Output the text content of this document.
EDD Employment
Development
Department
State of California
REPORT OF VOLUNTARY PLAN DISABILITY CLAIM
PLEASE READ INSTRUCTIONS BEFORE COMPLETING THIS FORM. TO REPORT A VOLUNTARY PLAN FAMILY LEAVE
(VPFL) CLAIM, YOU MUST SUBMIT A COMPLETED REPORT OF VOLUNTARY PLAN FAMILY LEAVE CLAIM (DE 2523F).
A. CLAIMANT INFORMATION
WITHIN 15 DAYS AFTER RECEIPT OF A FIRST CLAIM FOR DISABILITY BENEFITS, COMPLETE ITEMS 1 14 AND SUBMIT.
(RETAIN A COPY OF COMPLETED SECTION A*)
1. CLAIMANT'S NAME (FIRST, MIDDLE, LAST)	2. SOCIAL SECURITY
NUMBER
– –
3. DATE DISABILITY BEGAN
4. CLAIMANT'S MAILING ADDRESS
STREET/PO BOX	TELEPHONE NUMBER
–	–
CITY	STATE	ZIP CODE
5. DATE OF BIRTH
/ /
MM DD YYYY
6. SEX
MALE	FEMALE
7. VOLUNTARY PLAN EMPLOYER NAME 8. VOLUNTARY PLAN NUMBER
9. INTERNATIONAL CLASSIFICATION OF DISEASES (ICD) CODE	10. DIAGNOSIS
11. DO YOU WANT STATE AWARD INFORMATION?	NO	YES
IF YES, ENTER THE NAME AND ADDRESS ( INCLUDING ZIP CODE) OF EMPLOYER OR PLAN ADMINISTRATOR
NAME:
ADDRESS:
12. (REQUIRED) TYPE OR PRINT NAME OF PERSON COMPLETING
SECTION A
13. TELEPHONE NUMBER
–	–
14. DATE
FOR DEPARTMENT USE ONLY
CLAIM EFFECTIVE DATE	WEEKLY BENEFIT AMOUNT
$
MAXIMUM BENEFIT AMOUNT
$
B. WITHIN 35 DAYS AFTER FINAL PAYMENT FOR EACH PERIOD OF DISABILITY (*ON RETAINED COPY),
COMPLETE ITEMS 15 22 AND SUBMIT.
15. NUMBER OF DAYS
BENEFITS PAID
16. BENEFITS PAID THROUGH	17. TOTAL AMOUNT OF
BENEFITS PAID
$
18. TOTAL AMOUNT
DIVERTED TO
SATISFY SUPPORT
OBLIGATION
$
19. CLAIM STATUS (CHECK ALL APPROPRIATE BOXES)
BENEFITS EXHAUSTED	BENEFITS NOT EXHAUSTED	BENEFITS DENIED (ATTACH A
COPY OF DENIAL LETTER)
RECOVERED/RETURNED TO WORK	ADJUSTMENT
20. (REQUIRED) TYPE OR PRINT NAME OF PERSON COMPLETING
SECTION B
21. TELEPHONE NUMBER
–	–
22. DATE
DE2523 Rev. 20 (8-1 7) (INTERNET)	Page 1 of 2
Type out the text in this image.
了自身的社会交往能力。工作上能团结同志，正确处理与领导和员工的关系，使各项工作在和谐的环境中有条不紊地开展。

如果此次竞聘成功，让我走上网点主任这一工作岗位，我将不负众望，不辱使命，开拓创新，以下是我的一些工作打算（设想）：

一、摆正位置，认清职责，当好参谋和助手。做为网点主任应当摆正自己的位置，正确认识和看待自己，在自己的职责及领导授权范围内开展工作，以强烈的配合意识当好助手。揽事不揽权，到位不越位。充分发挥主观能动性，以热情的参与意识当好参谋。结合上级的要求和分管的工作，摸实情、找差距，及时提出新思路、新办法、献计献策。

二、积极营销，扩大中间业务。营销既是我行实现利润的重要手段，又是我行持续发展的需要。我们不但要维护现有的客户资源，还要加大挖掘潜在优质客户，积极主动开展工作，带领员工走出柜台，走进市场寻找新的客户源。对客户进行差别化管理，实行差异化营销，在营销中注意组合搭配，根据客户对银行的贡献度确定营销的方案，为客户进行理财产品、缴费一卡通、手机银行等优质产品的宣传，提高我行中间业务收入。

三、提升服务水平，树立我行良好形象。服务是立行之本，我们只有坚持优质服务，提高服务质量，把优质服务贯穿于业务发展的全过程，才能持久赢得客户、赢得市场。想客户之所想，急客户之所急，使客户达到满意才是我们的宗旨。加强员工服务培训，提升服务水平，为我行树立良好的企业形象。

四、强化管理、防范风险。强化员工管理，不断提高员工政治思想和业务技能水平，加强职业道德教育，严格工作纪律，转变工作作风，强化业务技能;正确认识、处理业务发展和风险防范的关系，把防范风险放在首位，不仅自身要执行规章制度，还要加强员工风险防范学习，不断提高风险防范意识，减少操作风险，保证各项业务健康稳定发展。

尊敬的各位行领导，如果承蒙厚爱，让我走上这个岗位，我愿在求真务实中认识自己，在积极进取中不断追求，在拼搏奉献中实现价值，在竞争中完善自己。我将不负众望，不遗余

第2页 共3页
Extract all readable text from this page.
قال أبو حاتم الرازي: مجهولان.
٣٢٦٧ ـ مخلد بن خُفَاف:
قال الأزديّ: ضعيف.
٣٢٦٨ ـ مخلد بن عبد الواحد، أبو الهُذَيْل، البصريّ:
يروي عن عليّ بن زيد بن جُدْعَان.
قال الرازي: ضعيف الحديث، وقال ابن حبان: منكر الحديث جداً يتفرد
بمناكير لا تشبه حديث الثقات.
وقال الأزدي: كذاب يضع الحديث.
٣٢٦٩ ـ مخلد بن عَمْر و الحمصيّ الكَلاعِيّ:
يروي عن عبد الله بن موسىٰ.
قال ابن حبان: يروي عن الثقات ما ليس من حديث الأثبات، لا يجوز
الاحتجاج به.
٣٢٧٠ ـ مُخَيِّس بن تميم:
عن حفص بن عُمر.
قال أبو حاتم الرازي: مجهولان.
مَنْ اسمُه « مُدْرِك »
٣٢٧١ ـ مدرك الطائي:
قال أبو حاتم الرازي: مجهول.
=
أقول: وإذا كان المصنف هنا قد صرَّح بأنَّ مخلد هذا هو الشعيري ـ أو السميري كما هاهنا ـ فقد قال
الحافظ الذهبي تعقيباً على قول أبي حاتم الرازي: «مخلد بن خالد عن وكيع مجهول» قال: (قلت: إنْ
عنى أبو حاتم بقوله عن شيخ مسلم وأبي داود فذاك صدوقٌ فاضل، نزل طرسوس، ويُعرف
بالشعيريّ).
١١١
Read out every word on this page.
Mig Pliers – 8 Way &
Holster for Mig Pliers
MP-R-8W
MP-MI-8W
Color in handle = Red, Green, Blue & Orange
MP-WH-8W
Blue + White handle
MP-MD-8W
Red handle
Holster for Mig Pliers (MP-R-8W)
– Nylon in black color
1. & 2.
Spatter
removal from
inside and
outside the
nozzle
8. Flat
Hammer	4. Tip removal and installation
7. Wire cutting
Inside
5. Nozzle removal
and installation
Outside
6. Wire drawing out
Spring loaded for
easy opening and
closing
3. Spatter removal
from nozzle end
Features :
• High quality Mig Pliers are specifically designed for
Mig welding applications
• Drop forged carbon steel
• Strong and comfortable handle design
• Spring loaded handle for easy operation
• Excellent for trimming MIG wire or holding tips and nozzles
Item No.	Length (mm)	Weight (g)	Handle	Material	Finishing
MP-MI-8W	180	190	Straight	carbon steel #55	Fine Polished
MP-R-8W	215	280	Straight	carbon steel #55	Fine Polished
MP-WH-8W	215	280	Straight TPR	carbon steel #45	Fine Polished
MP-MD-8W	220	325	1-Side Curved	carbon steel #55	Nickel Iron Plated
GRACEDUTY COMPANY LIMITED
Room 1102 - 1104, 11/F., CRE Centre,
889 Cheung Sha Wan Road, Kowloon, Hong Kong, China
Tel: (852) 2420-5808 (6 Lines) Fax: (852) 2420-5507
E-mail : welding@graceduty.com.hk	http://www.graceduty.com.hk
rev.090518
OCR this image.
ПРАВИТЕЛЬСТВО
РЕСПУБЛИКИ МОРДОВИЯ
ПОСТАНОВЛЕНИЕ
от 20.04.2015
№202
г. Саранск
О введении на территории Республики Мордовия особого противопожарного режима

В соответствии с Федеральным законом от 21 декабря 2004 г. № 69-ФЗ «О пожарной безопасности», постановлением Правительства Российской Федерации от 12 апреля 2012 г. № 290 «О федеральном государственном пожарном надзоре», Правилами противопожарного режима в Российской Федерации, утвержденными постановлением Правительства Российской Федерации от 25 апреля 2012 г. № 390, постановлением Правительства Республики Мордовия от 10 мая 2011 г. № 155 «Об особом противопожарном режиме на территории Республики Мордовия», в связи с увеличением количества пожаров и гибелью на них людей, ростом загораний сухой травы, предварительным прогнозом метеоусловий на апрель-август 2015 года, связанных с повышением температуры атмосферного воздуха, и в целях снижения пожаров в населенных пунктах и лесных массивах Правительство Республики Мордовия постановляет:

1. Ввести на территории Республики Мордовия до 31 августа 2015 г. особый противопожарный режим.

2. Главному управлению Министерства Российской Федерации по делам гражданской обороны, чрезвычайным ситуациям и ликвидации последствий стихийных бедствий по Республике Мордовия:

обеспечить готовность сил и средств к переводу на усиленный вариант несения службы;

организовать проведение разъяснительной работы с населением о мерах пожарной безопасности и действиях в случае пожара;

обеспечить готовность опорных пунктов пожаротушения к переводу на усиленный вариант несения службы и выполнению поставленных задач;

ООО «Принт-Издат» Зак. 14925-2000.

**Given task**
Pick out the lines above containing the word "DAYS", then copy them.

**Written solution**
WITHIN 15 DAYS AFTER RECEIPT OF A FIRST CLAIM FOR DISABILITY BENEFITS, COMPLETE ITEMS 1 14 AND SUBMIT.
B. WITHIN 35 DAYS AFTER FINAL PAYMENT FOR EACH PERIOD OF DISABILITY (*ON RETAINED COPY),
15. NUMBER OF DAYS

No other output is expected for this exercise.